* BEGIN DATA ENTRIES *

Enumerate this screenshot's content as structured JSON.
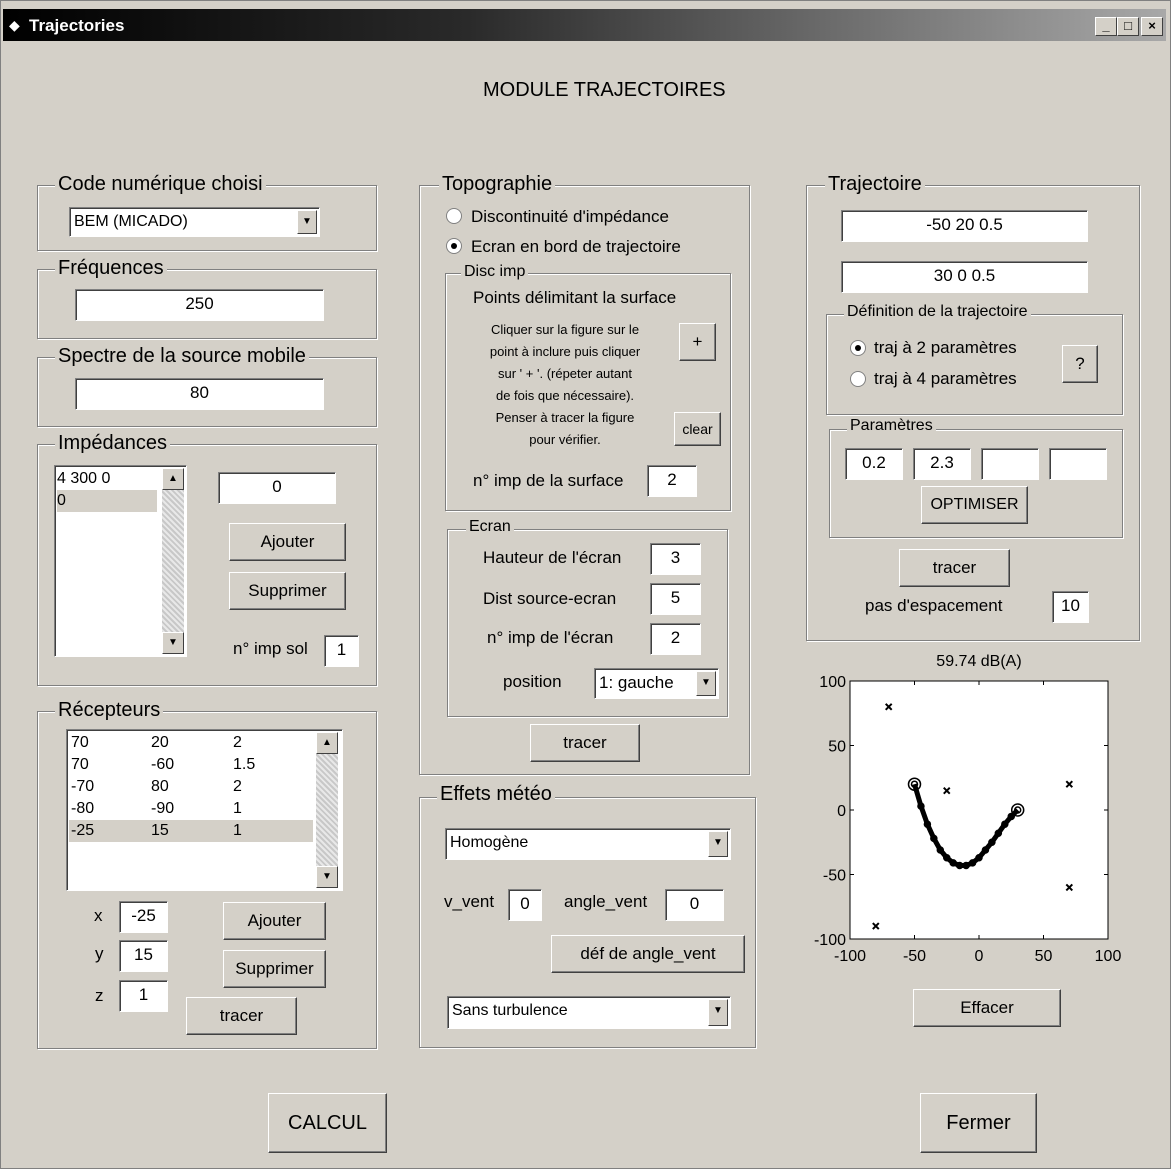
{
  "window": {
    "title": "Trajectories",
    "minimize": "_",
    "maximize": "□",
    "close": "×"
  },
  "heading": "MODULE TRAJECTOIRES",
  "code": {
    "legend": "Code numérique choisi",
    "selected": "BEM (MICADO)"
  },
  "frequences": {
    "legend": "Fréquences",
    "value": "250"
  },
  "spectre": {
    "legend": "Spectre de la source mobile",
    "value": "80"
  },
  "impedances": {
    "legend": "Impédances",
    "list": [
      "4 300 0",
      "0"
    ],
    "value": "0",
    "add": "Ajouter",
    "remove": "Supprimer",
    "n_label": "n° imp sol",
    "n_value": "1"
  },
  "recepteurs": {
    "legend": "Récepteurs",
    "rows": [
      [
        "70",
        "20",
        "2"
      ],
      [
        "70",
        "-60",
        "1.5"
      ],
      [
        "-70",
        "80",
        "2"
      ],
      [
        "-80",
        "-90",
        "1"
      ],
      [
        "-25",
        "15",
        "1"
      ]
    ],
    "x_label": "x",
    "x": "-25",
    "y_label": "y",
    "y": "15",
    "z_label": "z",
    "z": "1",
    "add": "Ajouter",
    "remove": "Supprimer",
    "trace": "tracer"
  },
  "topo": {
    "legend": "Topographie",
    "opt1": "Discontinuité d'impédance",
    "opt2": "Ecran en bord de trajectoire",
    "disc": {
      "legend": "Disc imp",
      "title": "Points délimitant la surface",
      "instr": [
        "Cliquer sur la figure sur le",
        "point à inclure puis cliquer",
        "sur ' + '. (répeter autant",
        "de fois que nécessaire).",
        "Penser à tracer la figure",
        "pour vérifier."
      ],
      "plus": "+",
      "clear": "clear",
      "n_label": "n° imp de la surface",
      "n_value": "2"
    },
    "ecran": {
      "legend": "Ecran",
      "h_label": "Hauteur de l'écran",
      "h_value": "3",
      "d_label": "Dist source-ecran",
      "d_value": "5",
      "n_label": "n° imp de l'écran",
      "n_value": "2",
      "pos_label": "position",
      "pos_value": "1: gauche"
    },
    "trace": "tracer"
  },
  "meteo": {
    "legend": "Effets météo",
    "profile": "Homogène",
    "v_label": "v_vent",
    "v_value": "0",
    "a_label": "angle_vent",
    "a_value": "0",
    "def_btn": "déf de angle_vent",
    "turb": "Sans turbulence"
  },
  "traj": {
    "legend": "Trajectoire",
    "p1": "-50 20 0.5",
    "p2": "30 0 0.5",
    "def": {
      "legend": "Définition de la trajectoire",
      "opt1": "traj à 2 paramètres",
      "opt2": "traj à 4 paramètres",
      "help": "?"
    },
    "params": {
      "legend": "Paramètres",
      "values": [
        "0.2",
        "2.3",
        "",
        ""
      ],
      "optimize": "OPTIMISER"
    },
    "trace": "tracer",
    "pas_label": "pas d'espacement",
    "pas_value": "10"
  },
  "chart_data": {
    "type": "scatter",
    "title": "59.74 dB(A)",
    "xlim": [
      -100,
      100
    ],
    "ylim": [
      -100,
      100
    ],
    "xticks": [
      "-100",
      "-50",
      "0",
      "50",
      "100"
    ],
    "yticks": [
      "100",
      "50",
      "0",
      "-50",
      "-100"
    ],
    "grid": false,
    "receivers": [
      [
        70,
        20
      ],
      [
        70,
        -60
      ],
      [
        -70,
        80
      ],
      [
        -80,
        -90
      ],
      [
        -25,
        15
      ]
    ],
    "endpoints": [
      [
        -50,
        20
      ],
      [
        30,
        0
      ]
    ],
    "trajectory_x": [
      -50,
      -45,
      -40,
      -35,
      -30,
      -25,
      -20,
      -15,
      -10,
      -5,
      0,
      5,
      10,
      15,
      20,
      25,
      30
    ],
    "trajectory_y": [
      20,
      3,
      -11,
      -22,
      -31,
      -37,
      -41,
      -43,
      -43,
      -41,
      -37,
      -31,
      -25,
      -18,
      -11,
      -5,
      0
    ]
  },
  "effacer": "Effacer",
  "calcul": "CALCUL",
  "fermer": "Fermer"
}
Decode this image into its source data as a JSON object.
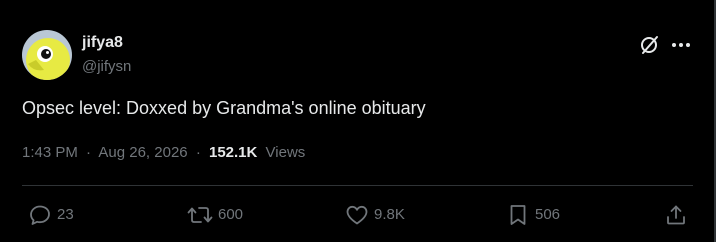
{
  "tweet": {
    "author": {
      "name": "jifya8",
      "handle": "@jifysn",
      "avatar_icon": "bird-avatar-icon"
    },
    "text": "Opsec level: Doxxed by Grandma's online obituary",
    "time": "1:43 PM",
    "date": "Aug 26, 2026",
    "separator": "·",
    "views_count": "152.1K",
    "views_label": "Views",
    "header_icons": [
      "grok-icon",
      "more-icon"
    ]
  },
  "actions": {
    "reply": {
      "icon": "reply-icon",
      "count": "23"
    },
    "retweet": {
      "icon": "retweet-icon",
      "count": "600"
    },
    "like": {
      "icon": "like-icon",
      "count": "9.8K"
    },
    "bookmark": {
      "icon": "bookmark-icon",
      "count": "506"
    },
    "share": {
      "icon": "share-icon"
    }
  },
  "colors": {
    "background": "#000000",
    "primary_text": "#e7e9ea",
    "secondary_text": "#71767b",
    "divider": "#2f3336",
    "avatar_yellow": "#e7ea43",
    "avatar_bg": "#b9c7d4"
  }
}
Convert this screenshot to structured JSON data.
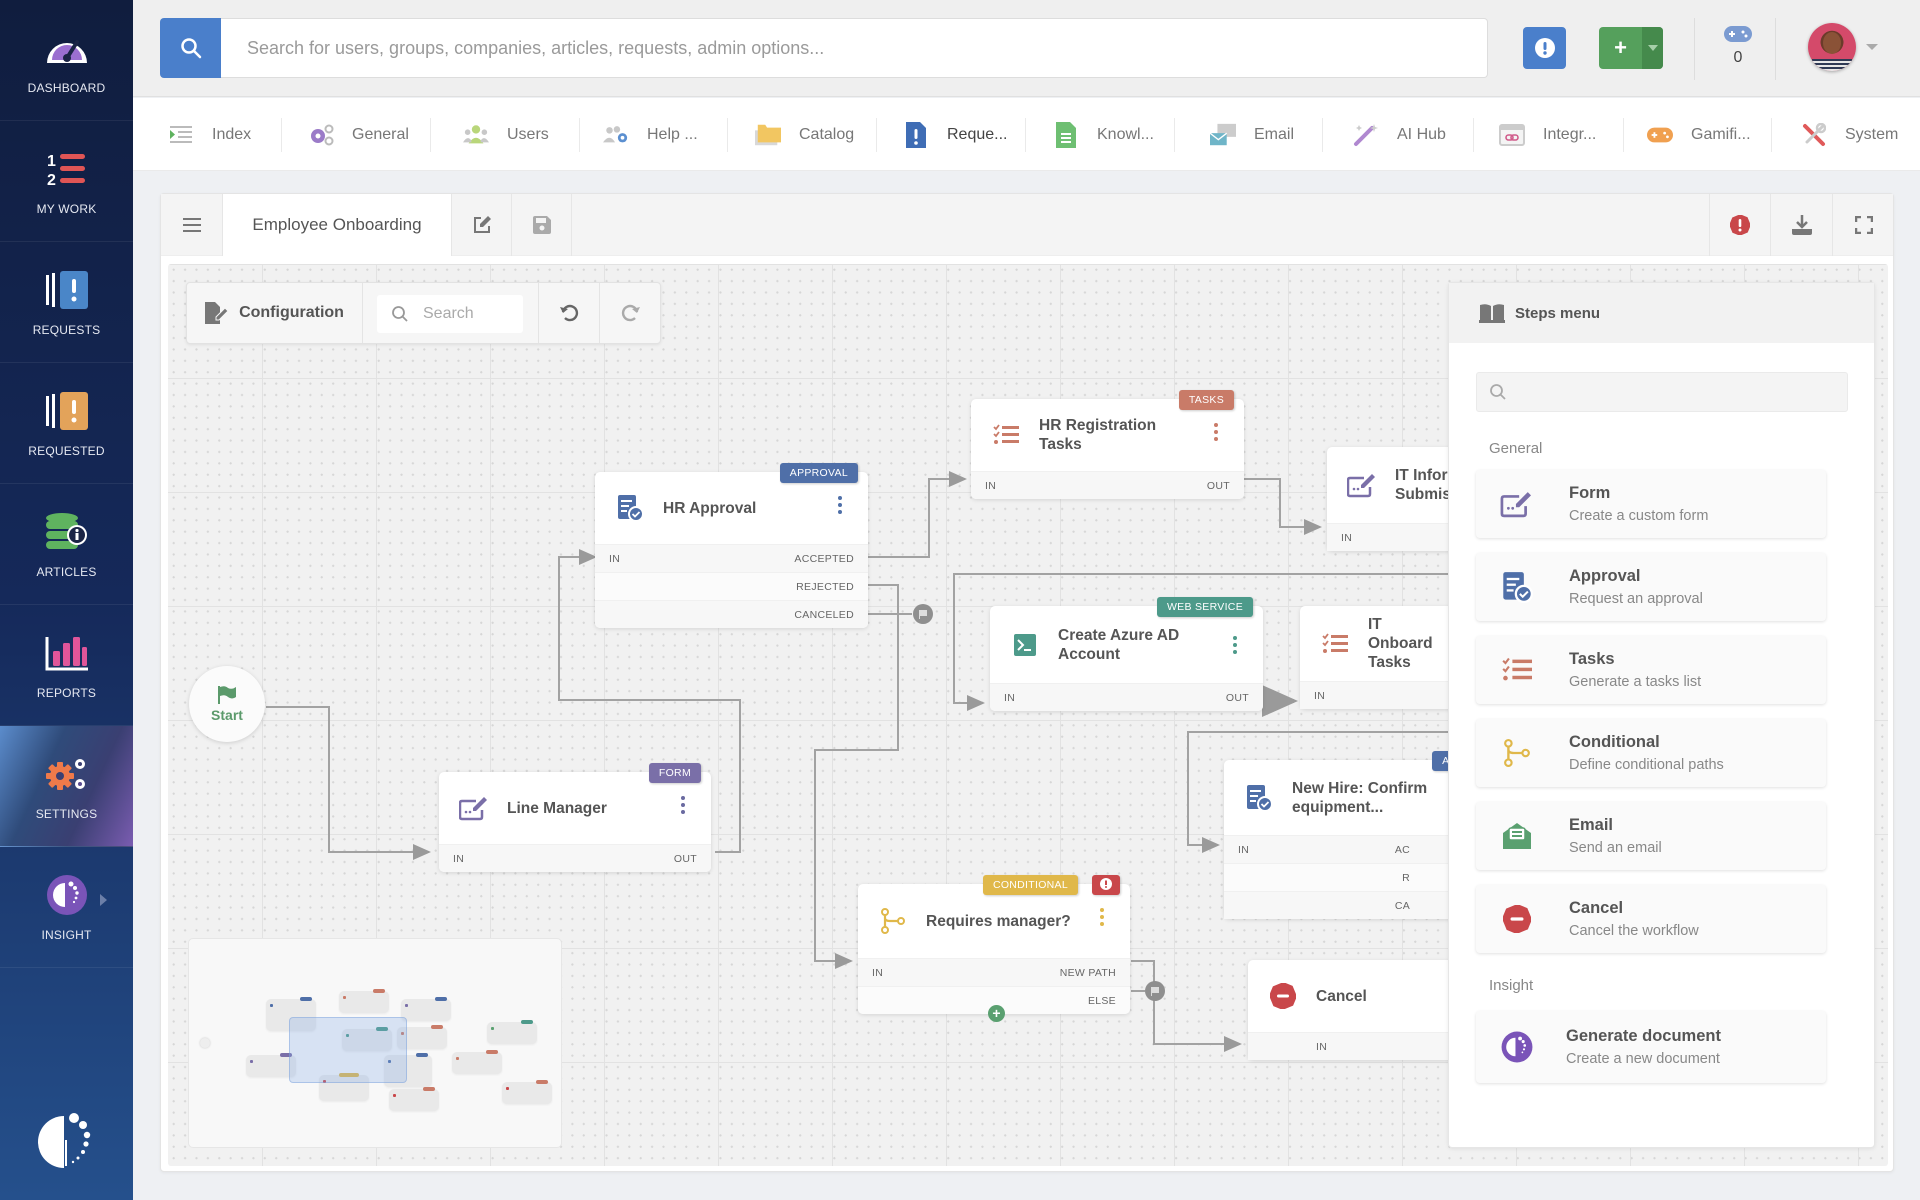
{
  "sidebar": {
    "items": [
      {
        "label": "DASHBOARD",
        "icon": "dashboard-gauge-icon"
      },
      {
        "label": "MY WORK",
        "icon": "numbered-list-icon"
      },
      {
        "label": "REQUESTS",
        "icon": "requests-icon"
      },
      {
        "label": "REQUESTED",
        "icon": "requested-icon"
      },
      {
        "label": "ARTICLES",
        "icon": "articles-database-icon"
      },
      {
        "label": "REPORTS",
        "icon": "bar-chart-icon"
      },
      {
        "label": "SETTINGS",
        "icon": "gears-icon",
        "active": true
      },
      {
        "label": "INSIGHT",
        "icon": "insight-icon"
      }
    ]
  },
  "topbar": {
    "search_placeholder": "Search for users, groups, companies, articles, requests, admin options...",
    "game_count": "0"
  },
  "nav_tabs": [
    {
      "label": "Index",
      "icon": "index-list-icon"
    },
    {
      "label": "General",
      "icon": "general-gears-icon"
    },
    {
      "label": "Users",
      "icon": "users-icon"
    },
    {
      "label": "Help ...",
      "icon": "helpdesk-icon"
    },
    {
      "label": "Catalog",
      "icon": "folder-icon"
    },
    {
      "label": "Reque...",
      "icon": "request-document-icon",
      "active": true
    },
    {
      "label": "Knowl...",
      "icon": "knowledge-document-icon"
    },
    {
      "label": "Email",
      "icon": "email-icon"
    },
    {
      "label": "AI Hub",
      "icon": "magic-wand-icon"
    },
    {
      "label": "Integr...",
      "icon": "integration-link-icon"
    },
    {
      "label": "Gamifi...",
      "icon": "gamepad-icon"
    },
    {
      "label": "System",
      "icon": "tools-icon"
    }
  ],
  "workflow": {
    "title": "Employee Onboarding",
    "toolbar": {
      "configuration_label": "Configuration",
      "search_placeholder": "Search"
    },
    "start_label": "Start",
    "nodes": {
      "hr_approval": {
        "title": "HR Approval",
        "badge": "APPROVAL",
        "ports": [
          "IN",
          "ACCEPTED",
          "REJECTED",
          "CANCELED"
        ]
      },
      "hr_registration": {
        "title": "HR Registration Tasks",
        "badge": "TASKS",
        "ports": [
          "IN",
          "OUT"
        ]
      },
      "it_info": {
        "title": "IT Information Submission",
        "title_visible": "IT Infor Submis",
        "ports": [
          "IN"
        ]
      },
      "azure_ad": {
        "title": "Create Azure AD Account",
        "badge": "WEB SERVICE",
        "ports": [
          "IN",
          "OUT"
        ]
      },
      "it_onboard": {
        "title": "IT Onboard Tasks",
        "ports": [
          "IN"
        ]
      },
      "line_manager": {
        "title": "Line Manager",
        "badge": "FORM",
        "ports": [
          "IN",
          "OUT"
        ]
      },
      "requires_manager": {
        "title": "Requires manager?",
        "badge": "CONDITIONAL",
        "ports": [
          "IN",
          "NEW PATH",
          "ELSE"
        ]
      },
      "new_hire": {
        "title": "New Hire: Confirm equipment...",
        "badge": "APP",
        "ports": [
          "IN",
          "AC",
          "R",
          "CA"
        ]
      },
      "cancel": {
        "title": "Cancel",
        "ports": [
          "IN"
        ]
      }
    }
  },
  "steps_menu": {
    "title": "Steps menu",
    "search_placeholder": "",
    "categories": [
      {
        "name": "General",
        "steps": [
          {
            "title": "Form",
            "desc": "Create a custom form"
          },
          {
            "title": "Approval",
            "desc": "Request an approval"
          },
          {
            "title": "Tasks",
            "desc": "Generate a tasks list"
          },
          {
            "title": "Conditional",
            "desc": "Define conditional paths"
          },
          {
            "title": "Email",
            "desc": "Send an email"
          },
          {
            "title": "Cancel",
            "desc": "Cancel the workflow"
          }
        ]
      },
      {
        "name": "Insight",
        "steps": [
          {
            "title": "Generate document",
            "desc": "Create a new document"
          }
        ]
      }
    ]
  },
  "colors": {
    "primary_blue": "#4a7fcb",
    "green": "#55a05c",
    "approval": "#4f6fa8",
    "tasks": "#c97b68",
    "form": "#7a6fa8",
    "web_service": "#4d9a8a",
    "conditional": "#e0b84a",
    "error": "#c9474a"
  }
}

* END DATA ENTRIES *

# [GOAL OF THE EXERCISE]
Within the data above, pick out all lines holding the word "structured".

# [FINISHED ANSWER]
Enumerate this screenshot's content as structured JSON.
Convert this screenshot to structured JSON data.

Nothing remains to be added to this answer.